§ **Excerpted data**
----------------
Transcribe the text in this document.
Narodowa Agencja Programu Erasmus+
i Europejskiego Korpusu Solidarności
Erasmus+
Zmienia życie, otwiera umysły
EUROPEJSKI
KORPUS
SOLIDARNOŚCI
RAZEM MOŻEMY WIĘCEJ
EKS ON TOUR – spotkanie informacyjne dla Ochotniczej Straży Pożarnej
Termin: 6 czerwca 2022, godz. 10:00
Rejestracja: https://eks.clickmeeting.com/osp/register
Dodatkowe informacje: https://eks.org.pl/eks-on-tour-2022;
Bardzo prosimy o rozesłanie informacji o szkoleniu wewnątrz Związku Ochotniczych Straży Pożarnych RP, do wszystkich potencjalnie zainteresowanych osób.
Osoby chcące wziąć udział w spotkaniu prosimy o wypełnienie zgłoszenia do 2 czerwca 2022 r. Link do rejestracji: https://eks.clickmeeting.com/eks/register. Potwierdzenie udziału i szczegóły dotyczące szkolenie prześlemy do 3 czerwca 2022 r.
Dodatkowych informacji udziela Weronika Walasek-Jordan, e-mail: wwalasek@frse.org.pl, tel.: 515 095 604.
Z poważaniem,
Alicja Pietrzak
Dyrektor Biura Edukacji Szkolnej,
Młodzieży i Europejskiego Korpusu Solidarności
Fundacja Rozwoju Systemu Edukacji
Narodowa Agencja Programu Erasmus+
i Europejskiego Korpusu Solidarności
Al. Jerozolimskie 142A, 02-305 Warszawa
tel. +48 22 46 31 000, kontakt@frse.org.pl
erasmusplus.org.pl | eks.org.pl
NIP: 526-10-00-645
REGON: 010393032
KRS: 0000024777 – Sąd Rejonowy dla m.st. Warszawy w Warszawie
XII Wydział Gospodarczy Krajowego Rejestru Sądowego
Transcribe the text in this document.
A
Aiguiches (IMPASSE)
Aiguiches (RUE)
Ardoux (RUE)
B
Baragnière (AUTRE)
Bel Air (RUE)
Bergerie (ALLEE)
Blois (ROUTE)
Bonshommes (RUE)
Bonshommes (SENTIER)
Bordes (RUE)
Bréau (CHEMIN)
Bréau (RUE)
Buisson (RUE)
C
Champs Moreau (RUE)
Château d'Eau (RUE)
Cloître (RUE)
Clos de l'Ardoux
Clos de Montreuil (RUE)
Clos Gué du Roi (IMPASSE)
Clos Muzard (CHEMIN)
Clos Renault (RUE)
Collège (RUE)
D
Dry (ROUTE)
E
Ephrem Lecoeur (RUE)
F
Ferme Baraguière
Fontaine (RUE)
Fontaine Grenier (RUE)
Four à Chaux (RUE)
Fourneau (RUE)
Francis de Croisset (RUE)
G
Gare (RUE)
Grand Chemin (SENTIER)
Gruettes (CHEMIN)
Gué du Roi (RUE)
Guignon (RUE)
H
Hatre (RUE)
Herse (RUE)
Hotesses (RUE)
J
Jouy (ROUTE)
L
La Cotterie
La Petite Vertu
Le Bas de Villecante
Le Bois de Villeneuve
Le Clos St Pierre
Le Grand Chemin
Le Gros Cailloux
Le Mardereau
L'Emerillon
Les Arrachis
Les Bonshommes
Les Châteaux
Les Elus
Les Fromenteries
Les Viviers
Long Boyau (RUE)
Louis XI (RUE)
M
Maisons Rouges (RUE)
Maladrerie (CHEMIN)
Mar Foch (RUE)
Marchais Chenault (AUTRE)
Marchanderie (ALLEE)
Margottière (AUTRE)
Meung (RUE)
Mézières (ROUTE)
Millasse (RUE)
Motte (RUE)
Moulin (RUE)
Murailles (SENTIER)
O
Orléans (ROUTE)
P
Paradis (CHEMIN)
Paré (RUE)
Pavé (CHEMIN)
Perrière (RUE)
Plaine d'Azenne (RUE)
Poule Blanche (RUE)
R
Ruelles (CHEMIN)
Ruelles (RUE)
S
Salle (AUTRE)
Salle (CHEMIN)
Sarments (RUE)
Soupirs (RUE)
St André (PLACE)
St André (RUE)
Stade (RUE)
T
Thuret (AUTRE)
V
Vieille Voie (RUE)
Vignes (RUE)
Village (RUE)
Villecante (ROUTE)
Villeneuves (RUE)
----------------
§ **Set problem**
Set down the entries above again, word for word.

§ **Result of this exercise**
Transcribe the text in this document.
Narodowa Agencja Programu Erasmus+
i Europejskiego Korpusu Solidarności
Erasmus+
Zmienia życie, otwiera umysły
EUROPEJSKI
KORPUS
SOLIDARNOŚCI
RAZEM MOŻEMY WIĘCEJ
EKS ON TOUR – spotkanie informacyjne dla Ochotniczej Straży Pożarnej
Termin: 6 czerwca 2022, godz. 10:00
Rejestracja: https://eks.clickmeeting.com/osp/register
Dodatkowe informacje: https://eks.org.pl/eks-on-tour-2022;
Bardzo prosimy o rozesłanie informacji o szkoleniu wewnątrz Związku Ochotniczych Straży Pożarnych RP, do wszystkich potencjalnie zainteresowanych osób.
Osoby chcące wziąć udział w spotkaniu prosimy o wypełnienie zgłoszenia do 2 czerwca 2022 r. Link do rejestracji: https://eks.clickmeeting.com/eks/register. Potwierdzenie udziału i szczegóły dotyczące szkolenie prześlemy do 3 czerwca 2022 r.
Dodatkowych informacji udziela Weronika Walasek-Jordan, e-mail: wwalasek@frse.org.pl, tel.: 515 095 604.
Z poważaniem,
Alicja Pietrzak
Dyrektor Biura Edukacji Szkolnej,
Młodzieży i Europejskiego Korpusu Solidarności
Fundacja Rozwoju Systemu Edukacji
Narodowa Agencja Programu Erasmus+
i Europejskiego Korpusu Solidarności
Al. Jerozolimskie 142A, 02-305 Warszawa
tel. +48 22 46 31 000, kontakt@frse.org.pl
erasmusplus.org.pl | eks.org.pl
NIP: 526-10-00-645
REGON: 010393032
KRS: 0000024777 – Sąd Rejonowy dla m.st. Warszawy w Warszawie
XII Wydział Gospodarczy Krajowego Rejestru Sądowego
Transcribe the text in this document.
A
Aiguiches (IMPASSE)
Aiguiches (RUE)
Ardoux (RUE)
B
Baragnière (AUTRE)
Bel Air (RUE)
Bergerie (ALLEE)
Blois (ROUTE)
Bonshommes (RUE)
Bonshommes (SENTIER)
Bordes (RUE)
Bréau (CHEMIN)
Bréau (RUE)
Buisson (RUE)
C
Champs Moreau (RUE)
Château d'Eau (RUE)
Cloître (RUE)
Clos de l'Ardoux
Clos de Montreuil (RUE)
Clos Gué du Roi (IMPASSE)
Clos Muzard (CHEMIN)
Clos Renault (RUE)
Collège (RUE)
D
Dry (ROUTE)
E
Ephrem Lecoeur (RUE)
F
Ferme Baraguière
Fontaine (RUE)
Fontaine Grenier (RUE)
Four à Chaux (RUE)
Fourneau (RUE)
Francis de Croisset (RUE)
G
Gare (RUE)
Grand Chemin (SENTIER)
Gruettes (CHEMIN)
Gué du Roi (RUE)
Guignon (RUE)
H
Hatre (RUE)
Herse (RUE)
Hotesses (RUE)
J
Jouy (ROUTE)
L
La Cotterie
La Petite Vertu
Le Bas de Villecante
Le Bois de Villeneuve
Le Clos St Pierre
Le Grand Chemin
Le Gros Cailloux
Le Mardereau
L'Emerillon
Les Arrachis
Les Bonshommes
Les Châteaux
Les Elus
Les Fromenteries
Les Viviers
Long Boyau (RUE)
Louis XI (RUE)
M
Maisons Rouges (RUE)
Maladrerie (CHEMIN)
Mar Foch (RUE)
Marchais Chenault (AUTRE)
Marchanderie (ALLEE)
Margottière (AUTRE)
Meung (RUE)
Mézières (ROUTE)
Millasse (RUE)
Motte (RUE)
Moulin (RUE)
Murailles (SENTIER)
O
Orléans (ROUTE)
P
Paradis (CHEMIN)
Paré (RUE)
Pavé (CHEMIN)
Perrière (RUE)
Plaine d'Azenne (RUE)
Poule Blanche (RUE)
R
Ruelles (CHEMIN)
Ruelles (RUE)
S
Salle (AUTRE)
Salle (CHEMIN)
Sarments (RUE)
Soupirs (RUE)
St André (PLACE)
St André (RUE)
Stade (RUE)
T
Thuret (AUTRE)
V
Vieille Voie (RUE)
Vignes (RUE)
Village (RUE)
Villecante (ROUTE)
Villeneuves (RUE)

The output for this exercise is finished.